SOURCE EXTRACT
--- --- ---
= Renzo Videsott =

Renzo Videsott (10 September 1904 – 4 January 1974) was an Italian alpinist and conservationist.

== Biography ==

Videsott was born in Trento, which was then part of the Austro-Hungarian monarchy. After completing his studies of veterinary medicine, he became university lecturer, professor and department head at the University of Turin. In 1929, he accomplished a legendary ascent of the Busazza in the Civetta group of the Dolomites together with a climbing companion.

During the Second World War he was a member of the clandestine organization Giustizia e Libertà and carried out unarmed missions for the Italian resistance movement. At the same time, he committed himself to the protection of endangered animals, in particular the Alpine ibex (Capra ibex).

From 1945 to 1969 he was director of the Gran Paradiso National Park. The park is located at the border to France and shares a boundary with the French Vanoise National Park; the two parks co-operate in managing the ibex population.

In 1948, he founded the Italian conservation organization Movimento Italiano per la Protezione della Natura (MIPN; today: Federazione nazionale Pro Natura) and was involved in the establishment of the International Union for the Conservation of Nature (IUCN). In addition, he represented Italy in the International Commission for the Protection of the Alps (CIPRA). He died in 1974 in Turin.
--- --- ---
RECORD EXTRACTS
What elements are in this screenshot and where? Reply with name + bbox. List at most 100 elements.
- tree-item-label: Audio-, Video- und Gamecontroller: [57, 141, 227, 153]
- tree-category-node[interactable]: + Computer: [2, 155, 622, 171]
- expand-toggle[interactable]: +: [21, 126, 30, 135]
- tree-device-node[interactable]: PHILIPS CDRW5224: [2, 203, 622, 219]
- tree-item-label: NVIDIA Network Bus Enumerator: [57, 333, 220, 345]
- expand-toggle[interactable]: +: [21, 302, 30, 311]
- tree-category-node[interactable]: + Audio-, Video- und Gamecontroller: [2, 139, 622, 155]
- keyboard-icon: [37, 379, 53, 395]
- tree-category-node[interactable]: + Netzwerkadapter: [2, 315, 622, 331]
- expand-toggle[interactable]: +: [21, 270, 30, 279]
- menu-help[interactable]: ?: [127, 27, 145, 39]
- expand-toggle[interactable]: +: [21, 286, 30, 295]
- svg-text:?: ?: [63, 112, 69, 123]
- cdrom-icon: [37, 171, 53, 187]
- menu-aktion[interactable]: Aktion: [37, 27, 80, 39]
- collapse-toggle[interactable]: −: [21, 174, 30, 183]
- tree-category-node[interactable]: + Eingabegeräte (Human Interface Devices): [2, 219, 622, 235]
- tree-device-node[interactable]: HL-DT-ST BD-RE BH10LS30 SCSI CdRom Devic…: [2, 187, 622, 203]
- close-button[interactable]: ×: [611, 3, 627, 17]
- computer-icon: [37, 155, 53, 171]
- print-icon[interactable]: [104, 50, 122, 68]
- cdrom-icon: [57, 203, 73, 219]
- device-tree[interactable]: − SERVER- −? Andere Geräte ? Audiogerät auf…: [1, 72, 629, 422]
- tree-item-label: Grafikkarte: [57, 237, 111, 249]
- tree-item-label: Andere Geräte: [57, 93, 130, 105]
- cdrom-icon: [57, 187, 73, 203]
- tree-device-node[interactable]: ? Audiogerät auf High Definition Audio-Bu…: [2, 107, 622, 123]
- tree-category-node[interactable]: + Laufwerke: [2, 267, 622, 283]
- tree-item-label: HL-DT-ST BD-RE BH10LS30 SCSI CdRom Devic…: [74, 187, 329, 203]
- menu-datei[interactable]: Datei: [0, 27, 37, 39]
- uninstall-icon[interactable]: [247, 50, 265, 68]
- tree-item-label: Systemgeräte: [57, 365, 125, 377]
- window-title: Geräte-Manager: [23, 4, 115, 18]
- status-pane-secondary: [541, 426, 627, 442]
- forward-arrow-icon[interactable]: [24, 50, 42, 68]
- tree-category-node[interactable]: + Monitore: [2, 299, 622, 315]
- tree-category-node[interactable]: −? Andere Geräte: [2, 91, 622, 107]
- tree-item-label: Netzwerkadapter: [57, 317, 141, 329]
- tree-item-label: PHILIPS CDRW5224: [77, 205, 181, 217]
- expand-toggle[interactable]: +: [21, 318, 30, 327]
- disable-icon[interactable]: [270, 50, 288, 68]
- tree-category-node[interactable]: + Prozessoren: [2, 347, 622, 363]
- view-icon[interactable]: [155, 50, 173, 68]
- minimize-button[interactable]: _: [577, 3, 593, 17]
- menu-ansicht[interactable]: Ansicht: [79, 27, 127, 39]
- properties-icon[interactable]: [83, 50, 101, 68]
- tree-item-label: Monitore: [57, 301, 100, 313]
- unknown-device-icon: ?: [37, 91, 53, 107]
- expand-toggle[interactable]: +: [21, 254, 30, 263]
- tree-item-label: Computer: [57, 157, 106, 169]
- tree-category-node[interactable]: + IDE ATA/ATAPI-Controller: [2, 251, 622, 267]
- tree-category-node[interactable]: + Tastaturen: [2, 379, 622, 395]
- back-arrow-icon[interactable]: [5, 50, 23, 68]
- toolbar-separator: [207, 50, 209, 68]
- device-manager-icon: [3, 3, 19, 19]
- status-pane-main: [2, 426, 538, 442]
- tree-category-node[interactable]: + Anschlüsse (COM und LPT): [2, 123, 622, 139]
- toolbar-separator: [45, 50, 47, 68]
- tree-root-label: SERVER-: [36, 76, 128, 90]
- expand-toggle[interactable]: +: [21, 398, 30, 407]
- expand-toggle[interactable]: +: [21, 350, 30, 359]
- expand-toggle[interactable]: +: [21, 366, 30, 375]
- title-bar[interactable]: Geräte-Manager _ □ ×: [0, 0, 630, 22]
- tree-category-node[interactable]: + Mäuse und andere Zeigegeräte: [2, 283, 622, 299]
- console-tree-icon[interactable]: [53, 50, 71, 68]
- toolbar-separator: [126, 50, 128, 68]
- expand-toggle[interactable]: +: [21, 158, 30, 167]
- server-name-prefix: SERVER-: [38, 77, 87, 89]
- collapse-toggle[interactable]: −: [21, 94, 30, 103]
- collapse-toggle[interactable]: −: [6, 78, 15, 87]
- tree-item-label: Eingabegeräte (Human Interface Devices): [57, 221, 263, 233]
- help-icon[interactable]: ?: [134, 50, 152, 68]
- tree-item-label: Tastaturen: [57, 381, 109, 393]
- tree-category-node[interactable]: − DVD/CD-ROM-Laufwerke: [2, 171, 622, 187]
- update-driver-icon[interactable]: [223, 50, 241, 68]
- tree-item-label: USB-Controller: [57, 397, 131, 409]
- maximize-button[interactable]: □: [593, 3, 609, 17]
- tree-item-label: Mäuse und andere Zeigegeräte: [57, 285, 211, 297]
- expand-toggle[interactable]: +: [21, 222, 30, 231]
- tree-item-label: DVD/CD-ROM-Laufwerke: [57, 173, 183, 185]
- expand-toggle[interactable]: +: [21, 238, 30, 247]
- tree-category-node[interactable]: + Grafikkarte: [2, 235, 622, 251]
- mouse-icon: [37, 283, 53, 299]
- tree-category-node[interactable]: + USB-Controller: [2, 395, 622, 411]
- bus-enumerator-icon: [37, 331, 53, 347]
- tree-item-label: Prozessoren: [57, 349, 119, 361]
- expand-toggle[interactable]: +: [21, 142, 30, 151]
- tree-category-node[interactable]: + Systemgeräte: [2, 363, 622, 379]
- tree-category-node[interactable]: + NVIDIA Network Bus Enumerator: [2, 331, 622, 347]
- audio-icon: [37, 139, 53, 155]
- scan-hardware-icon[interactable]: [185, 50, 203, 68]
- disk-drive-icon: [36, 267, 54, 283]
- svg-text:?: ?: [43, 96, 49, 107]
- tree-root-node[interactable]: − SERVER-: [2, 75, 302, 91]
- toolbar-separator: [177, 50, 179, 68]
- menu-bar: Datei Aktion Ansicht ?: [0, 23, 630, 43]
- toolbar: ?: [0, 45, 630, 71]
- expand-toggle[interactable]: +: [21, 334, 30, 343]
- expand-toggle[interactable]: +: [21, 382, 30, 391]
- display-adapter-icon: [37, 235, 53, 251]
--- --- ---
DESCRIPTION OF THE TASK
Which distinct years are mentioned in the Renzo Videsott biography above?

FINISHED EXERCISE
1904, 1974, 1929, 1945, 1969, 1948